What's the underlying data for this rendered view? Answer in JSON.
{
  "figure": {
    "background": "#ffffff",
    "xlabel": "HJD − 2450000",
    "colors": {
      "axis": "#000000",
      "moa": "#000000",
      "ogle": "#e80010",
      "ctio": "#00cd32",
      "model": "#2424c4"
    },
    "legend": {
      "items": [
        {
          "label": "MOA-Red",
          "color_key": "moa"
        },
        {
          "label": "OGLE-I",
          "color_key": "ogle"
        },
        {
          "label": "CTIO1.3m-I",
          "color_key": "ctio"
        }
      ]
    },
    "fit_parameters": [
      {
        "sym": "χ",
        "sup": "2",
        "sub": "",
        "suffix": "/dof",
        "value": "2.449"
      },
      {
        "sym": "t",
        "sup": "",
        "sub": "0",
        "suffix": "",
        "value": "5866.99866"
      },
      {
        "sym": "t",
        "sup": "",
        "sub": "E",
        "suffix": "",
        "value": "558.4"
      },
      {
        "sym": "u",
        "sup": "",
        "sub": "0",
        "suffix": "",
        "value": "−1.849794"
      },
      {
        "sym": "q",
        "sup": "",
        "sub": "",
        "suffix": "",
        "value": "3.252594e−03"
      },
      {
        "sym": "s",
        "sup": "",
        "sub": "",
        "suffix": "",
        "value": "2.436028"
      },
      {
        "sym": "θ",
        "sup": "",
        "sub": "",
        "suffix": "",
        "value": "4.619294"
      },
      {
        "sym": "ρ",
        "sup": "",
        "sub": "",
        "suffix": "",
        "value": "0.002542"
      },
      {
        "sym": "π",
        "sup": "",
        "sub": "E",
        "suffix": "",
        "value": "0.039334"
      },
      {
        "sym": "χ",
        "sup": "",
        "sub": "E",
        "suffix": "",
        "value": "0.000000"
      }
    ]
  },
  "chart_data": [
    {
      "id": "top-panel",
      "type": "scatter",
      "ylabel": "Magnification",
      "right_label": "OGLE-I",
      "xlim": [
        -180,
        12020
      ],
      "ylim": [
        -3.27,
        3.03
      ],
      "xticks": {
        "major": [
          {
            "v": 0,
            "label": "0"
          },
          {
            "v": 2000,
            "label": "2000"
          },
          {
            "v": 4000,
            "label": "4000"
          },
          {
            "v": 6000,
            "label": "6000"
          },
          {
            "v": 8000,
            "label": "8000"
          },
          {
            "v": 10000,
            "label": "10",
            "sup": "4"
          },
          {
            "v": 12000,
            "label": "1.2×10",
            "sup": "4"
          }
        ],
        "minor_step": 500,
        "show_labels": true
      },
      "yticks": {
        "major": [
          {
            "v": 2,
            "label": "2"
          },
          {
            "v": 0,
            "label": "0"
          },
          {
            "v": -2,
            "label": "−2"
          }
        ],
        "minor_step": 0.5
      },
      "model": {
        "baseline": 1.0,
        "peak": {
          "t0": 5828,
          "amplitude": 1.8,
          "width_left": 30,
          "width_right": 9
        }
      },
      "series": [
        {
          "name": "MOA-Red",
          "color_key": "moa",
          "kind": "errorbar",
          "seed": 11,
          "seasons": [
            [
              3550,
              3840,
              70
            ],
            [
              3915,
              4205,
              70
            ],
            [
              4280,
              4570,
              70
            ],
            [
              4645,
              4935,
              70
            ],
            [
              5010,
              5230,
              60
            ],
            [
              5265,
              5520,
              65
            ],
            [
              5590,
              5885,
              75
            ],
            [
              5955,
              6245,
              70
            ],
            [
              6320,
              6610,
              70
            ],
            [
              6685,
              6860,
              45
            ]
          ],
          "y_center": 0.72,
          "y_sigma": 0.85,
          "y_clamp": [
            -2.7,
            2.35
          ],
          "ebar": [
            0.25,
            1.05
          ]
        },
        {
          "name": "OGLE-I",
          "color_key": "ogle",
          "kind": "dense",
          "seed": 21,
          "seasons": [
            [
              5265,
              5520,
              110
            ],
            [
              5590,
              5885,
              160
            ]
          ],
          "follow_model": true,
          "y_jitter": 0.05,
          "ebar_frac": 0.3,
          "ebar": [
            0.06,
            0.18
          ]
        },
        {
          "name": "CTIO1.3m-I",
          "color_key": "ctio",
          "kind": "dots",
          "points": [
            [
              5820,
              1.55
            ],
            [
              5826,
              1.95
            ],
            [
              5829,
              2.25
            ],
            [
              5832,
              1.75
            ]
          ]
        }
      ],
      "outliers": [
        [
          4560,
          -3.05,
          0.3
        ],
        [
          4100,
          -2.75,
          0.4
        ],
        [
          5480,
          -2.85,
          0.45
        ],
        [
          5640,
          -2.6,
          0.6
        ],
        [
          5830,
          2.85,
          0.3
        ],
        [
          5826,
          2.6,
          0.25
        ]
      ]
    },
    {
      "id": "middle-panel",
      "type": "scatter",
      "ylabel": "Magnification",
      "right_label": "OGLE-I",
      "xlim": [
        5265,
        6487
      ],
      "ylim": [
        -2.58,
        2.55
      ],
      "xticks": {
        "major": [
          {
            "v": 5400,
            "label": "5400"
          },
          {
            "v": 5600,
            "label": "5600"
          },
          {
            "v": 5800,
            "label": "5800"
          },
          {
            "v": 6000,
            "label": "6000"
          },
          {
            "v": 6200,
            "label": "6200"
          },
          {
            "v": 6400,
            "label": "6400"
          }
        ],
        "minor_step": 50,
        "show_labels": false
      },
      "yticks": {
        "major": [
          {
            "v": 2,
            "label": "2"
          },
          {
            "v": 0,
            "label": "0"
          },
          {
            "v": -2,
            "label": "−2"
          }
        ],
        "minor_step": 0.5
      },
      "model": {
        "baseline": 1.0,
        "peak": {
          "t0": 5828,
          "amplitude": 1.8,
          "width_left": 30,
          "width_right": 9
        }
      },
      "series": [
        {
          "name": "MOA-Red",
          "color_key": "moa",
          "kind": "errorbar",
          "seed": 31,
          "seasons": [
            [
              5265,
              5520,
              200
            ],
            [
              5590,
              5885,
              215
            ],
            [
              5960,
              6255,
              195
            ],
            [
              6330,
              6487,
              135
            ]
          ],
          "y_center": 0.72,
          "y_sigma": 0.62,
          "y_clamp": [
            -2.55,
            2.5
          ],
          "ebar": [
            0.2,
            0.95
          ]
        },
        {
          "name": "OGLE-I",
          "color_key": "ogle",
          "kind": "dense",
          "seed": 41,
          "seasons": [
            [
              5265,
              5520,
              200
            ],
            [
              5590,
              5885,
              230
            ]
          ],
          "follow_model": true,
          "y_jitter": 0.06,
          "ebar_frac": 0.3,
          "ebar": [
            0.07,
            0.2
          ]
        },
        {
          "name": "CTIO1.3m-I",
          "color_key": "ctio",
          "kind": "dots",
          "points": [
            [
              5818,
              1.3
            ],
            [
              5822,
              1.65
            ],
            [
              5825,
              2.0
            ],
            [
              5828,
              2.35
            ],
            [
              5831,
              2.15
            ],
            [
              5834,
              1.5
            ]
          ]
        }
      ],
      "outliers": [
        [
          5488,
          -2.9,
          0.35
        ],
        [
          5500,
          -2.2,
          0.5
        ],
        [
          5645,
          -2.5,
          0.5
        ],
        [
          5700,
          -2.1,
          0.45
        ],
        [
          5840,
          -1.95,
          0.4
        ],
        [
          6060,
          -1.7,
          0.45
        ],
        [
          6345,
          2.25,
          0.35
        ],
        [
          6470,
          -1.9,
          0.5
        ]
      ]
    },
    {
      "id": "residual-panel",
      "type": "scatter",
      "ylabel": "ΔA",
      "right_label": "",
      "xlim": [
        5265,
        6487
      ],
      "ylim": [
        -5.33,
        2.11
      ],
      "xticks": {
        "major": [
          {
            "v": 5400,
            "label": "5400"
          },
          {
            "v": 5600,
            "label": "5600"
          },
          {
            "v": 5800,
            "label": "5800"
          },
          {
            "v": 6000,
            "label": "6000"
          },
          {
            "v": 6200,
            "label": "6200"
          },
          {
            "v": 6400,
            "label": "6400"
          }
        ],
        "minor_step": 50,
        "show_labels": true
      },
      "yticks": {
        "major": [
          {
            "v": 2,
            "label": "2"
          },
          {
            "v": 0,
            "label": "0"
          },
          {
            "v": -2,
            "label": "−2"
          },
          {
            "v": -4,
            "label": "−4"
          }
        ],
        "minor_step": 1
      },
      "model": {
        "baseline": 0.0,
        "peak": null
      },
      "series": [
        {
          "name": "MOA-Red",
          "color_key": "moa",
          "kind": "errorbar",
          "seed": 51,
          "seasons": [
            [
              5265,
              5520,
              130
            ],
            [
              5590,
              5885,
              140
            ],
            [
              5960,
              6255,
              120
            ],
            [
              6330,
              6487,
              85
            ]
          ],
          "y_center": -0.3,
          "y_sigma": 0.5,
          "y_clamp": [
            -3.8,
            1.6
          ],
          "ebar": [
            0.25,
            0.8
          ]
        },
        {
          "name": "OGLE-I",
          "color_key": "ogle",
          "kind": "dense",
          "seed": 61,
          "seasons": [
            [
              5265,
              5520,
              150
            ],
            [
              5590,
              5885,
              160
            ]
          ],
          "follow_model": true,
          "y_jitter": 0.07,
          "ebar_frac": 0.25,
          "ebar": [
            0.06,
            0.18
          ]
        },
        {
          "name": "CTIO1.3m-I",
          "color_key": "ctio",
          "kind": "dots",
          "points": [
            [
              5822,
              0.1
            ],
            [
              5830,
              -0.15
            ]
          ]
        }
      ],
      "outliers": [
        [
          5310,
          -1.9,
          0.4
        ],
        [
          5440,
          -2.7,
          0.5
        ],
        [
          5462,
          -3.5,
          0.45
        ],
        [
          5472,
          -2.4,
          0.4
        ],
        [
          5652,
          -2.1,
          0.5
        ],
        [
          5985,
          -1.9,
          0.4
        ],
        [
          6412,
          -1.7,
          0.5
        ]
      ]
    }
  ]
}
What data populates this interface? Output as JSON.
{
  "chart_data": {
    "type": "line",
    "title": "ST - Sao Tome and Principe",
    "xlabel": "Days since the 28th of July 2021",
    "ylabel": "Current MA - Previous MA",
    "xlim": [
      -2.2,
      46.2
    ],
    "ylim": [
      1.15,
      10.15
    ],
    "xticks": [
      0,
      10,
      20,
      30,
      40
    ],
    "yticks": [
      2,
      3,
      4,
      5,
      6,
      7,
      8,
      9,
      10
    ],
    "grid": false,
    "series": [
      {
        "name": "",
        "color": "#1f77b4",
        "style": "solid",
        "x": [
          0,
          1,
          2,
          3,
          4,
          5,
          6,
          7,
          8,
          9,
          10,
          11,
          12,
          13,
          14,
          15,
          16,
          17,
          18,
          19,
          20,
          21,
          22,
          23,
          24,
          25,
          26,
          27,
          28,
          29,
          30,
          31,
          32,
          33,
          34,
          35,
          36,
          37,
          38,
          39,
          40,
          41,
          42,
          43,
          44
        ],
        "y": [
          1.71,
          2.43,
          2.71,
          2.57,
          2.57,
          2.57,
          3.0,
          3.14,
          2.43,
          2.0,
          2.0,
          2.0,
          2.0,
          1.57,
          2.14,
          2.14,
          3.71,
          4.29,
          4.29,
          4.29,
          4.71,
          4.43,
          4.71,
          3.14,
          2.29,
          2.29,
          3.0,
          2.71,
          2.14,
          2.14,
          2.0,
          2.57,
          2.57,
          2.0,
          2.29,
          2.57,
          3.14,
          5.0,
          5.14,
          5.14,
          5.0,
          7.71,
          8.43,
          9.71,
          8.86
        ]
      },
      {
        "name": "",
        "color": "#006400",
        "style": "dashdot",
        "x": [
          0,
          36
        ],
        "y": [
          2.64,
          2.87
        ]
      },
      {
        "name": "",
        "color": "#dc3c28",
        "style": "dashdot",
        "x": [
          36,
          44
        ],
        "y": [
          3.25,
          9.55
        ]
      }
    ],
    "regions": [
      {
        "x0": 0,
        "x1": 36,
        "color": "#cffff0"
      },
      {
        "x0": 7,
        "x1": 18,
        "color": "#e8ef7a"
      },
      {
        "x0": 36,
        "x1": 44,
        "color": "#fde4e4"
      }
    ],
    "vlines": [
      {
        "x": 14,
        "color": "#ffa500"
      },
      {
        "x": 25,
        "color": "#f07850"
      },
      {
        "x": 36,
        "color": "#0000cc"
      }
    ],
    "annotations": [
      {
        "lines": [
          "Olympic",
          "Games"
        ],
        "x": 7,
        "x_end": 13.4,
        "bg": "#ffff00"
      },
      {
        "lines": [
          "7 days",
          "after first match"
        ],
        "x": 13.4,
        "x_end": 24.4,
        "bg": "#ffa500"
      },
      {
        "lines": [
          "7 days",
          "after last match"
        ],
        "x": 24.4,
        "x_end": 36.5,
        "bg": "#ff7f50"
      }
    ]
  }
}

···

> [Exercise]
Of the lines in the listing, how many hold the word "this"? Nothing but the number is needed.

> [Exercise result]
2